Collected data:
☆ ☆ ☆

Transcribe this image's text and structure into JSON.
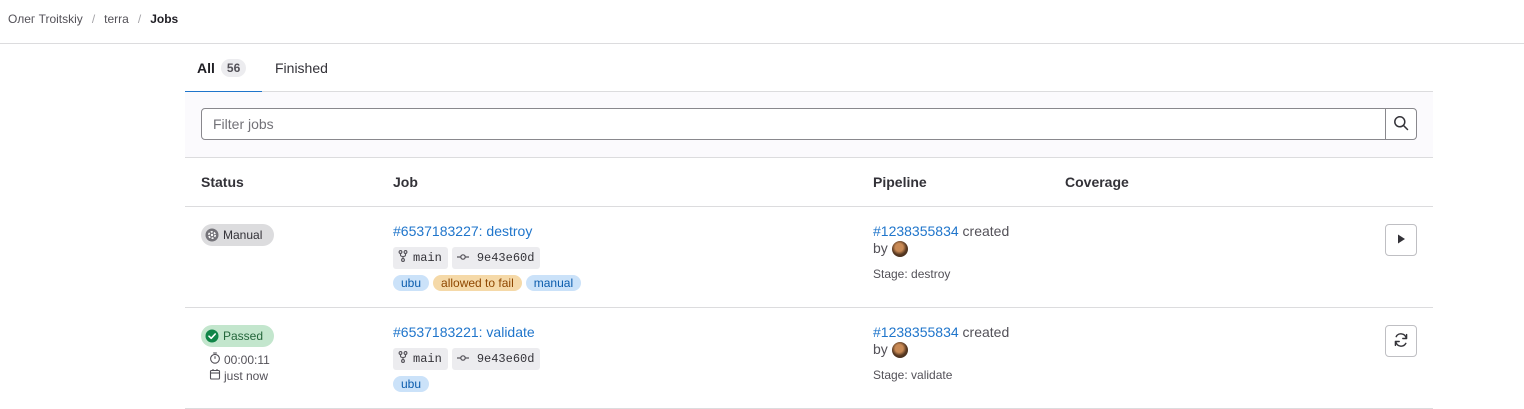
{
  "breadcrumb": [
    {
      "label": "Олег Troitskiy"
    },
    {
      "label": "terra"
    },
    {
      "label": "Jobs"
    }
  ],
  "breadcrumb_separator": "/",
  "tabs": [
    {
      "label": "All",
      "count": "56",
      "active": true
    },
    {
      "label": "Finished",
      "active": false
    }
  ],
  "filter": {
    "placeholder": "Filter jobs",
    "value": ""
  },
  "columns": [
    "Status",
    "Job",
    "Pipeline",
    "Coverage"
  ],
  "jobs": [
    {
      "status": "Manual",
      "status_icon": "gear-icon",
      "job_link": "#6537183227: destroy",
      "ref": "main",
      "commit": "9e43e60d",
      "tags": [
        "ubu",
        "allowed to fail",
        "manual"
      ],
      "pipeline_id": "#1238355834",
      "pipeline_created": "created",
      "pipeline_by": "by",
      "stage": "Stage: destroy",
      "action_icon": "play-icon"
    },
    {
      "status": "Passed",
      "status_icon": "check-circle-icon",
      "duration": "00:00:11",
      "finished": "just now",
      "job_link": "#6537183221: validate",
      "ref": "main",
      "commit": "9e43e60d",
      "tags": [
        "ubu"
      ],
      "pipeline_id": "#1238355834",
      "pipeline_created": "created",
      "pipeline_by": "by",
      "stage": "Stage: validate",
      "action_icon": "retry-icon"
    }
  ],
  "colors": {
    "link": "#1f75cb",
    "passed_bg": "#c3e6cd",
    "passed_icon": "#108548",
    "manual_bg": "#dcdcde",
    "tag_info_bg": "#cbe2f9",
    "tag_warning_bg": "#f5d9a8"
  }
}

☆ ☆ ☆

Exercise description – Gather from the data above every line with the string "destroy".

Result of the exercise –
      "job_link": "#6537183227: destroy",
      "stage": "Stage: destroy",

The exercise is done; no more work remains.